Re: Adjusting hash join memory limit to handle batch explosion

From: Tomas Vondra <tomas(at)vondra(dot)me>
To: Robert Haas <robertmhaas(at)gmail(dot)com>
Cc: PostgreSQL Hackers <pgsql-hackers(at)postgresql(dot)org>
Subject: Re: Adjusting hash join memory limit to handle batch explosion
Date: 2025-01-06 21:44:12
Message-ID: f6dcdf97-14c1-4578-9d66-8d0d5d772e0f@vondra.me
Views: Raw Message | Whole Thread | Download mbox | Resend email
Thread:
Lists: pgsql-hackers

On 1/6/25 19:50, Robert Haas wrote:
> On Mon, Jan 6, 2025 at 11:51 AM Tomas Vondra <tomas(at)vondra(dot)me> wrote:
>> I wonder if maybe a better solution would be to allow BufFiles with
>> smaller buffers, not just hard-coded 8kB. OTOH I'm not sure how much
>> that helps, before the buffering stops being effective as the buffer
>> gets smaller. I mean, we only have 8kB buffer, so if we cut the buffer
>> in half for every nbatch doubling, we'd be down to 1B after 13 rounds
>> (but the buffer is useless once it gets too small to hold multiple
>> tuples, it's only like 5 cycles).
>
> I was more thinking about whether we need to keep all of those buffers
> around all the time. If the number of batches doesn't increase, then
> after we finish moving things into batches they should never need to
> be moved into a different batch. If it does, then things are
> different, but for example if we initially plan on 64 batches and then
> later decide we need 256 batches, we should really only need 3 buffers
> at a time, except for the initial work during batch 0. (In this
> example, a tuple that is initially assigned to batch 1 might need to
> be moved to batch 65, 129, or 193, but it can't need to go anywhere
> else.)
>

Right.

> But I don't quite know how we could avoid needing all the buffers at
> once during batch 0. That said, it's questionable whether it really
> make sense to have an initial number of batches that is very large.
> Does partitioning the input data into 64k batches really make sense,
> or would it be more efficient to partition it 256 ways initially and
> then do a second pass over each of those to split them up another 256
> ways? It's a lot more I/O, but trying to split 64k ways at once is
> presumably going to thrash the File table as well as do a lot of
> completely random physical I/O, so maybe it's worth considering.
>

True, but as soon as you limit the number of batches you could generate,
it's that more or less the same as not enforcing the limit on the amount
of memory consumed by the hash table? Because you have to keep the
tuples that belong to the current batch in memory ...

▶ **Data section**
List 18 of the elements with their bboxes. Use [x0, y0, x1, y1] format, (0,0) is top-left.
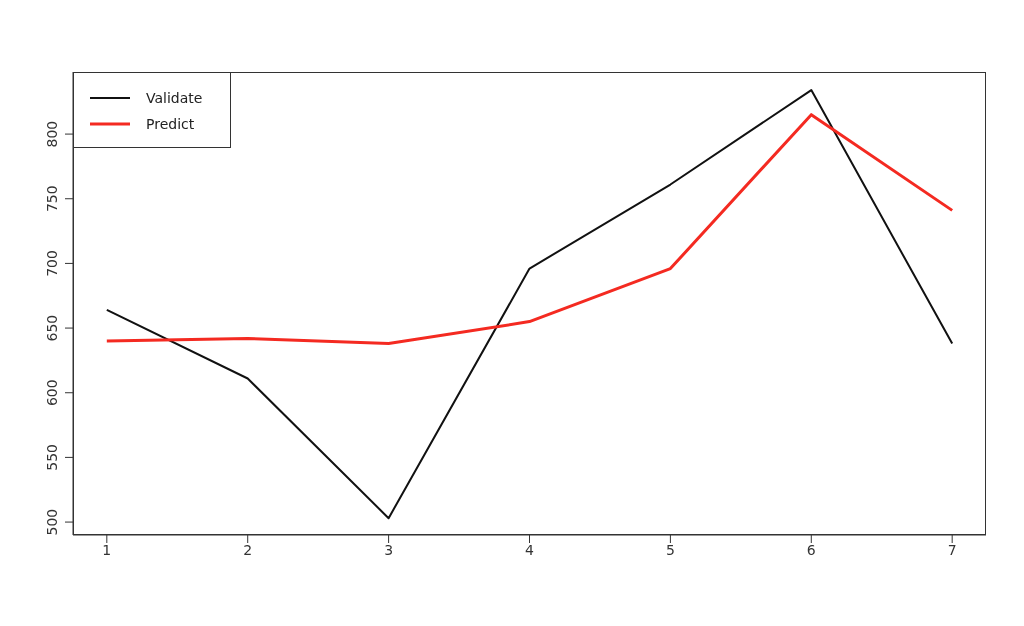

▶ **Work to be completed**
Write what comes next in the mailing-list reply about the hash join memory limit, starting after its last line. This exercise does not use the data.

▶ **Response**
I suppose you could do this recursively, i.e. split to 256 batches, and
once you can keep the current batch in memory, spill it to disk too. And
then read it from file, and split it into 256 more batches. I think we'd
need to remember the minimum nbatch value for each batch (when it was
created), and then go through all the stages up to current nbatch. But
it could work, I guess.

The thing is - I don't think increasing the work_mem is bad - in fact,
it's exactly the thing that may stop the batch explosion when there are
hash collisions / overlaps. That's what the test script does to trigger
the explosion, although I admit it's an artificial / adversary case. But
similar stuff can happen in PROD, and we blindly increase nbatch when it
can't possibly help, stopping only after running out of hash bits.

> Another thought is that, if we really do want to partition 64k ways
> all at once, maybe 16kb set aside for each batch is not the right
> approach. 64k batches * 16kB/buffer = 1GB, but if we have 1GB of
> memory available for partitioning, wouldn't it make sense to read a
> gigabyte of tuples, sort them by batch #, and then open each file that
> needs to get at least 1 tuple, write all the tuples into that file,
> and close it? This seems more scalable than what we do today, because
> it doesn't require a certain amount of memory per batch. The
> performance might not be great if you're using a really small amount
> of memory for a really large number of batches, but it might still be
> better than the current algorithm, which could easily leave a lot of
> that memory idling a lot of the time.
>

This is pretty much the idea behind the 0002 patch in the "raw files"
PoC patch, although I tried to use a much smaller batch. Maybe with 1GB
(and better coding than in my PoC patch) it would work better.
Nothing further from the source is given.